■ **Using the information**:
**A.** In the passage on the New York mayor's race, repeat word for word the stretch from "Andrew Cuomo and" through "closing the gap.".
**B.** Carry on the passage on the New York mayor's race from the point where it stops.

Passage for review START

This dynamic is at work in the New York Mayor’s race. A recent poll found Andrew Cuomo leads Zohran Mamdani by 35 percent to 23 percent. However, the racial divide is stark. Almost three-quarters of black voters back Mr. Cuomo, with Mr. Mamdani leading among white voters (57 percent to 43 percent) and college-educated voters (58 percent to 42 percent). Andrew Cuomo also has the lead among women voters and older voters.

Andrew Cuomo and Al Sharpton at the 2025 annual National Action Network Convention. (Credit Image: © Lev Radin/Pacific Press via ZUMA Press Wire)
While Mr. Mamdani has the support of the energized, progressive base, Mr. Cuomo has the support of those who sustain the Democratic political machines. Mayor Eric Adams, who was put into office by black voters, is also a political wildcard. He is pragmatic enough (even politically flirting with the Trump Administration) that one could easily imagine him throwing his support behind Mr. Cuomo. However, though Mr. Cuomo retains the advantage, it is clear Mr. Mamdani has the political momentum and is closing the gap.
The battle over the narrative that explains a political defeat is often just as important as the election itself. After Mitt Romney lost in 2012, Republican consultants settled on the explanation that the GOP was too hard on immigrants. Their infamous “autopsy” concluded in 2013 that the GOP should become a pro-immigration party that was soft on racial issues. Instead, Donald Trump took over the party and built a movement that successfully won more minority votes — especially Hispanics — than Mitt Romney could have dreamed of. It’s hard to imagine how dire the GOP’s plight would have been had they followed the path urged by the “political experts.”
A similar battle within the Democratic Party is taking place now. Some argue that the Democrats have become too “woke,” especially in its messaging to young men. Democrats are mobilizing at least $20 million (more money than the pro-white movement in America has ever seen) for an effort to lure young men back to the Left, especially by promoting key influencers.

Passage for review END
Record set START

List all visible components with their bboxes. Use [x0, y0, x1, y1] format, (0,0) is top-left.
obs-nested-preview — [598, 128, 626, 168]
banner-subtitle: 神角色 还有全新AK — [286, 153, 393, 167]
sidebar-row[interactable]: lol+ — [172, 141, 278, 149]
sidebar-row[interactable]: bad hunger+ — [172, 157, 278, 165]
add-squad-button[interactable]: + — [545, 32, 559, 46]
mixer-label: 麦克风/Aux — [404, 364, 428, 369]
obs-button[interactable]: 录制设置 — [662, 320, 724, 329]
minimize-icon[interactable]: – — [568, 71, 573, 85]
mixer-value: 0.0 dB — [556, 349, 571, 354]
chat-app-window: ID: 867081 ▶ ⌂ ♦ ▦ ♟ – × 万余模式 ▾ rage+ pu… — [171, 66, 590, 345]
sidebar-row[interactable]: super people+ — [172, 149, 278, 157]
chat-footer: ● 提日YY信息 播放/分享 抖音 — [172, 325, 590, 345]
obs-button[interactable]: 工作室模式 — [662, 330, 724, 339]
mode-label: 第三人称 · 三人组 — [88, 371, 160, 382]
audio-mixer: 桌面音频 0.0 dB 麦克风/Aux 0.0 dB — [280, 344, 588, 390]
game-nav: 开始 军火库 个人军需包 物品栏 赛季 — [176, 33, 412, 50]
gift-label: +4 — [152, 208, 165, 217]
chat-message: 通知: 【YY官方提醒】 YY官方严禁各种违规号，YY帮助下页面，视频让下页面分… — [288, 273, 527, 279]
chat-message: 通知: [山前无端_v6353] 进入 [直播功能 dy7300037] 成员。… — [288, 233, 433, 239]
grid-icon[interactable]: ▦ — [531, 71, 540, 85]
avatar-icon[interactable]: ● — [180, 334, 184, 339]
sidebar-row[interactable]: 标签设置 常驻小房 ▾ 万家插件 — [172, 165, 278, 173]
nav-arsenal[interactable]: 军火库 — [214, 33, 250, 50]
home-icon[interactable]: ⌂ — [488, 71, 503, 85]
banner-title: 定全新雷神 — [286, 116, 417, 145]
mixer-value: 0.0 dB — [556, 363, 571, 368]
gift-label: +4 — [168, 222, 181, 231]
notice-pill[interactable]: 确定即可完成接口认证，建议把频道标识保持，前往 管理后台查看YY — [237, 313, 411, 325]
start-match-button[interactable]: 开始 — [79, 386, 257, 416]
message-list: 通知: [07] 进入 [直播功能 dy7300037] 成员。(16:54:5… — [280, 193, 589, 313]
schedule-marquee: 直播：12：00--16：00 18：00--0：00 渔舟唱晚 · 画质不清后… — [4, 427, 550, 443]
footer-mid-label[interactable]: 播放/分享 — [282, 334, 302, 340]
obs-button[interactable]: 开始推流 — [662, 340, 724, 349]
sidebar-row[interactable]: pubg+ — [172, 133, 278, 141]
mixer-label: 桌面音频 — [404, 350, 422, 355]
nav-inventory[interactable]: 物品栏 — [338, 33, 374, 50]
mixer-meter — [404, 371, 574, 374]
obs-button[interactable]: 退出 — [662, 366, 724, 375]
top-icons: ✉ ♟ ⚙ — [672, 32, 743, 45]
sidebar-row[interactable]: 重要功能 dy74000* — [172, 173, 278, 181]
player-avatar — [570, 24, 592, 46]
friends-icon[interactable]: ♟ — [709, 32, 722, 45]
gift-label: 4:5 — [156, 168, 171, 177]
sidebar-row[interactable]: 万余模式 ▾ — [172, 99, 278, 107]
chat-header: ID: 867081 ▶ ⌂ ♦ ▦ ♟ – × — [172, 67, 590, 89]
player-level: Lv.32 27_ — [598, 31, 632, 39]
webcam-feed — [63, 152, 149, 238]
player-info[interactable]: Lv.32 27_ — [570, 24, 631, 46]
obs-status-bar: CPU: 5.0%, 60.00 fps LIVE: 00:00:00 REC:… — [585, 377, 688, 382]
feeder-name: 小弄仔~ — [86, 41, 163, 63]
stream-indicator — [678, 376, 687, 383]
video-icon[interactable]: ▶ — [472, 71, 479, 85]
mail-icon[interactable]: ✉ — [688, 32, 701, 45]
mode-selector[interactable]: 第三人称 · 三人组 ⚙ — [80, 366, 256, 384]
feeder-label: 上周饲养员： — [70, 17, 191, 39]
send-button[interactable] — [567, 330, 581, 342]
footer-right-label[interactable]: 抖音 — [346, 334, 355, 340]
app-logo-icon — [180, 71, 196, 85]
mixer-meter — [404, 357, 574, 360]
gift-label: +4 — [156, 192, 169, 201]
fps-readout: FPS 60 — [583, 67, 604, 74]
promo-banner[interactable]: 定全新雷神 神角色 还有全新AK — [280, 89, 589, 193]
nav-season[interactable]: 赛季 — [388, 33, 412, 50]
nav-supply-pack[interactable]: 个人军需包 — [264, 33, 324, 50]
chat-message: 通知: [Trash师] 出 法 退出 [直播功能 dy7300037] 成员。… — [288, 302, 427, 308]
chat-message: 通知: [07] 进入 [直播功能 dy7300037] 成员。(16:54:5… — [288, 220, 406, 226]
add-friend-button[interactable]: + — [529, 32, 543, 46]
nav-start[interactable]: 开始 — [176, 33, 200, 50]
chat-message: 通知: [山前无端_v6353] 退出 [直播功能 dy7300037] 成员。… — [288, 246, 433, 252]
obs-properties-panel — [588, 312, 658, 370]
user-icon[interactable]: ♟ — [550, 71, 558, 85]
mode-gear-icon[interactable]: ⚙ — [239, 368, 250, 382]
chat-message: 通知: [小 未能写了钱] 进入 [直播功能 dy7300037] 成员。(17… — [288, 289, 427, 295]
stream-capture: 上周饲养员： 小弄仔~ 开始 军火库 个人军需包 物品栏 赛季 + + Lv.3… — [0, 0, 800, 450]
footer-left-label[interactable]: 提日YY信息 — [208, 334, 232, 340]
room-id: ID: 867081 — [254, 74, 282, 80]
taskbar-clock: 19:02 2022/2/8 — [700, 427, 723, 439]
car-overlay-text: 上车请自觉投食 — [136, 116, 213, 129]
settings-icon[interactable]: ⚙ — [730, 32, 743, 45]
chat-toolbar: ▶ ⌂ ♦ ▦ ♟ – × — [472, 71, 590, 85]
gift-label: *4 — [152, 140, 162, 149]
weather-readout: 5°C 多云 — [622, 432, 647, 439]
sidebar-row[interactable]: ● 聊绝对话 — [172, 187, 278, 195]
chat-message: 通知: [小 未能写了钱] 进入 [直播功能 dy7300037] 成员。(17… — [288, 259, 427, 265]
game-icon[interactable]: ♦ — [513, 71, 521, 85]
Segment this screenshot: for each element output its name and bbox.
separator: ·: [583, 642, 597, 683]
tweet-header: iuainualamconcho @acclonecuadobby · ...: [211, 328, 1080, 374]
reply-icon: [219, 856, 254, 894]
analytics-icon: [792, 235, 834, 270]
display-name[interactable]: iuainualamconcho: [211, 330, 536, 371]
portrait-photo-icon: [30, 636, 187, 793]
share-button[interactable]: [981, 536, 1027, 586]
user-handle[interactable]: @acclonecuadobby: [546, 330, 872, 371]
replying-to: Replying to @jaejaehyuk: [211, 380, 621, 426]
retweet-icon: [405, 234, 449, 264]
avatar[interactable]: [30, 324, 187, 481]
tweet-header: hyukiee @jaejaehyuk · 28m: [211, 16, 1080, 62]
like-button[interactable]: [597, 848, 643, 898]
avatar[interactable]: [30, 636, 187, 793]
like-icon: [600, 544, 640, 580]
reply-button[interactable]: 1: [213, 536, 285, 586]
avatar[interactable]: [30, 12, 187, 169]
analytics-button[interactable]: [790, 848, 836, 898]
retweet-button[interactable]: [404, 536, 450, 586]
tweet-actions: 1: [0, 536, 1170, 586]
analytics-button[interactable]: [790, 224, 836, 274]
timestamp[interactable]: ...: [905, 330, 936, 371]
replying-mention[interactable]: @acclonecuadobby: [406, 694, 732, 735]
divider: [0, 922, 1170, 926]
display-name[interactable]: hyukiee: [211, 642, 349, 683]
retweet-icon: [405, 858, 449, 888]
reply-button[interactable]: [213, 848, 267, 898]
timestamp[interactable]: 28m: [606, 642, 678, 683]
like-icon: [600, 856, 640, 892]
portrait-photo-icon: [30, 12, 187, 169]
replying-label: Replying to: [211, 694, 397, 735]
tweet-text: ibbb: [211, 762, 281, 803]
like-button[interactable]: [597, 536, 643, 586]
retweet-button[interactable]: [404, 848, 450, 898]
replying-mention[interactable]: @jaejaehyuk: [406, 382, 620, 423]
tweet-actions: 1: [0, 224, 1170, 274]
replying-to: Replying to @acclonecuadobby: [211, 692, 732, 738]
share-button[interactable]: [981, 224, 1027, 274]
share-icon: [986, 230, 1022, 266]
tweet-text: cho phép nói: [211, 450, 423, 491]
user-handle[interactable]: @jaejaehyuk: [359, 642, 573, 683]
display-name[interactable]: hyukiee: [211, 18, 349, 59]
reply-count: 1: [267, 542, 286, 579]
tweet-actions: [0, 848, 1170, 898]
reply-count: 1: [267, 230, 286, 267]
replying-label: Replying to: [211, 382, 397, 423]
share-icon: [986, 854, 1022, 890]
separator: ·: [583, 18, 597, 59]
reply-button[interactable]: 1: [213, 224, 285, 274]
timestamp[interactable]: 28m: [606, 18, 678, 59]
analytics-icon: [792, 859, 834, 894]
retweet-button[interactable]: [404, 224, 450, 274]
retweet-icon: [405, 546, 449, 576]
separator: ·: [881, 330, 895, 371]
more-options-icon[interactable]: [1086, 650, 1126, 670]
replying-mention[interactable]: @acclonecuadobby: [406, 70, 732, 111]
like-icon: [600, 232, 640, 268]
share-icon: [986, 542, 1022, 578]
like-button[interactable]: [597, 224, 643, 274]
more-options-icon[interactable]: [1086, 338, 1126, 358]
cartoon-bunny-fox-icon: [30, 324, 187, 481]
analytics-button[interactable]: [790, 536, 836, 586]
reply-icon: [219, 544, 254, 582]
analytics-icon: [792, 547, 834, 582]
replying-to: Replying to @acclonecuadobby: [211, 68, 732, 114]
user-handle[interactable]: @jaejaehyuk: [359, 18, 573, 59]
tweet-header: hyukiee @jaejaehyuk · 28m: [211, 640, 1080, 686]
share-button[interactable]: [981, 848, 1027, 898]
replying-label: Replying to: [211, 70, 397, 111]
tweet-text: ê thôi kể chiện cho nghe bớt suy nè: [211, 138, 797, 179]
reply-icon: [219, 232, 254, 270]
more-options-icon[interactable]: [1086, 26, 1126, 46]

Record set END

■ **Exercise results**:
**A.**
Andrew Cuomo and Al Sharpton at the 2025 annual National Action Network Convention. (Credit Image: © Lev Radin/Pacific Press via ZUMA Press Wire)
While Mr. Mamdani has the support of the energized, progressive base, Mr. Cuomo has the support of those who sustain the Democratic political machines. Mayor Eric Adams, who was put into office by black voters, is also a political wildcard. He is pragmatic enough (even politically flirting with the Trump Administration) that one could easily imagine him throwing his support behind Mr. Cuomo. However, though Mr. Cuomo retains the advantage, it is clear Mr. Mamdani has the political momentum and is closing the gap.

**B.**
Economic populism may be part of this effort. Joe Rogan, for example, was once a Bernie Bro. Yet black voters are a major obstacle to any systematic effort to reorient the Democratic Party in a more socialist direction. The last thing black officials ensconced in the party bureaucracy want is to give power to a new class of media-friendly socialist influencers who are not dependent on the party structure. There is also a major split between pro-Palestine and pro-Israel forces in the party, exemplified by the divide between figures like Chuck Schumer and AOC.
The New York mayoral race will provide a valuable insight into the Democratic primary in 2028. The Democratic establishment accepts capitalism and Zionism and is thus an easy target for younger progressives. However, the hated Establishment is also the clear choice of black voters, whom no white progressive can afford to attack directly. Leftist influencers, journalists, and podcasters have been raging against the Democratic establishment since 2016, furious that they have been unable to accomplish what Trump Republicans have within the GOP. Unfortunately for them, black voters stand in the way of their would-be socialist revolution.
If Mr. Cuomo defeats Mr. Mamdani in New York, more progressives may pursue a more radical course as they grapple with continued political failure at the hands of their supposed black allies. If Mr. Mamdani triumphs, Republicans should prepare for a more overtly socialist challenge in 2028. That may be what Republicans should truly fear. Though they’re more “radical,” economic populism and even socialism may have more appeal to economically struggling swing voters than the likes of Hillary Clinton or Kamala Harris. If Republicans want to win, they should not want someone like AOC to be the face of the Democrats. They should want Jasmine Crockett instead.